• Task description: Transcribe the records below exactly as they appear, omitting any pictures.

==== Data excerpts ====

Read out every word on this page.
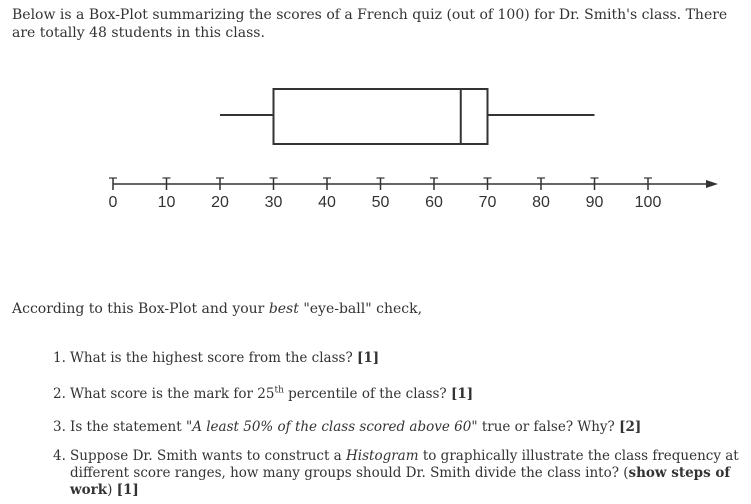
Below is a Box-Plot summarizing the scores of a French quiz (out of 100) for Dr. Smith's class. There are totally 48 students in this class.
0	10 20 30 40 50 60 70 80 90 100
According to this Box-Plot and your best "eye-ball" check,
1. What is the highest score from the class? [1]
2. What score is the mark for 25th percentile of the class? [1]
3. Is the statement "A least 50% of the class scored above 60" true or false? Why? [2]
4. Suppose Dr. Smith wants to construct a Histogram to graphically illustrate the class frequency at different score ranges, how many groups should Dr. Smith divide the class into? (show steps of work) [1]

====

• Solution to this task:
Read out every word on this page.
Below is a Box-Plot summarizing the scores of a French quiz (out of 100) for Dr. Smith's class. There are totally 48 students in this class.
0	10 20 30 40 50 60 70 80 90 100
According to this Box-Plot and your best "eye-ball" check,
1. What is the highest score from the class? [1]
2. What score is the mark for 25th percentile of the class? [1]
3. Is the statement "A least 50% of the class scored above 60" true or false? Why? [2]
4. Suppose Dr. Smith wants to construct a Histogram to graphically illustrate the class frequency at different score ranges, how many groups should Dr. Smith divide the class into? (show steps of work) [1]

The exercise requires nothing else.